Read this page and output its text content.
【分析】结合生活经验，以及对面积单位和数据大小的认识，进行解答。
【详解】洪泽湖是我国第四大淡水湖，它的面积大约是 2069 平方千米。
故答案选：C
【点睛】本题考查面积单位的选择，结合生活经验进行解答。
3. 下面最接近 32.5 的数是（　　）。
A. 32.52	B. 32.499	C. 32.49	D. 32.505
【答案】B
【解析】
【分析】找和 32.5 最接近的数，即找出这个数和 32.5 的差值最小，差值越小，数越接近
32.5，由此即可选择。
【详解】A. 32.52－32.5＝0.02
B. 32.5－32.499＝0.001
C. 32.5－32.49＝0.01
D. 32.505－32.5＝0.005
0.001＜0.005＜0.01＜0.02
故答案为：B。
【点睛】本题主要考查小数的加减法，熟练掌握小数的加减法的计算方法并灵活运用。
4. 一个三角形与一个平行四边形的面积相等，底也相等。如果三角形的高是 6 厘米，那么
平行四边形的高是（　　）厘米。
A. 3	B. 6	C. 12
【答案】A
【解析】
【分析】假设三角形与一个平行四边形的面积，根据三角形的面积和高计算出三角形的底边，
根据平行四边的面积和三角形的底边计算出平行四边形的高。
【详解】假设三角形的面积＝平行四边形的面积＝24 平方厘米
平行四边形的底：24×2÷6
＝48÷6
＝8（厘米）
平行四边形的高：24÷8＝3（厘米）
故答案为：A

----------------

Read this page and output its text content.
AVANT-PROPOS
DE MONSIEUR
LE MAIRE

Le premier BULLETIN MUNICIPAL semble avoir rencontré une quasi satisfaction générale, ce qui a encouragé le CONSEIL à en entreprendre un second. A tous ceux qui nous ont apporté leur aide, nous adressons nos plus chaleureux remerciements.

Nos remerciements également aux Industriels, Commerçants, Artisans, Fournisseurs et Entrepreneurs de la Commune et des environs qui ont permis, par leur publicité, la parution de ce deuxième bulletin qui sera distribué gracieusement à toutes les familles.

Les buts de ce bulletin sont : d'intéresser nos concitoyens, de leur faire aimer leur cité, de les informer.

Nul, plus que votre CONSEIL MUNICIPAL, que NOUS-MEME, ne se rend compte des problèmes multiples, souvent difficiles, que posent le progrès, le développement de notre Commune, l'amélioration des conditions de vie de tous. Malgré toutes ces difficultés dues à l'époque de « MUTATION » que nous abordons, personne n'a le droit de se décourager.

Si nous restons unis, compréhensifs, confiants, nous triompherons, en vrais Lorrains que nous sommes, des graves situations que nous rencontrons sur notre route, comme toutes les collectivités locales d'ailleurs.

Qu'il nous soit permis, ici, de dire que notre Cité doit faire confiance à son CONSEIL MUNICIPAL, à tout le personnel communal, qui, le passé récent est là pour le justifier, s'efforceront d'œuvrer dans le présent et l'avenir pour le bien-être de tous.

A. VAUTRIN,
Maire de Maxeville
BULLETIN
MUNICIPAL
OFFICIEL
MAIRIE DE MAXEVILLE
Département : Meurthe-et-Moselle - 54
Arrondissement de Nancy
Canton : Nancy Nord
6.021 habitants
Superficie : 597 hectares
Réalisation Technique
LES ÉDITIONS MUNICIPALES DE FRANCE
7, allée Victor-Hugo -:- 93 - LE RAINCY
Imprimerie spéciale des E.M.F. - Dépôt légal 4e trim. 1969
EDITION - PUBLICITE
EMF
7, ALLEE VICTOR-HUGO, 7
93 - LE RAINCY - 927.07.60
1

----------------

Extract every line from the records above that contains the word "notre".

Nul, plus que votre CONSEIL MUNICIPAL, que NOUS-MEME, ne se rend compte des problèmes multiples, souvent difficiles, que posent le progrès, le développement de notre Commune, l'amélioration des conditions de vie de tous. Malgré toutes ces difficultés dues à l'époque de « MUTATION » que nous abordons, personne n'a le droit de se décourager.
Si nous restons unis, compréhensifs, confiants, nous triompherons, en vrais Lorrains que nous sommes, des graves situations que nous rencontrons sur notre route, comme toutes les collectivités locales d'ailleurs.
Qu'il nous soit permis, ici, de dire que notre Cité doit faire confiance à son CONSEIL MUNICIPAL, à tout le personnel communal, qui, le passé récent est là pour le justifier, s'efforceront d'œuvrer dans le présent et l'avenir pour le bien-être de tous.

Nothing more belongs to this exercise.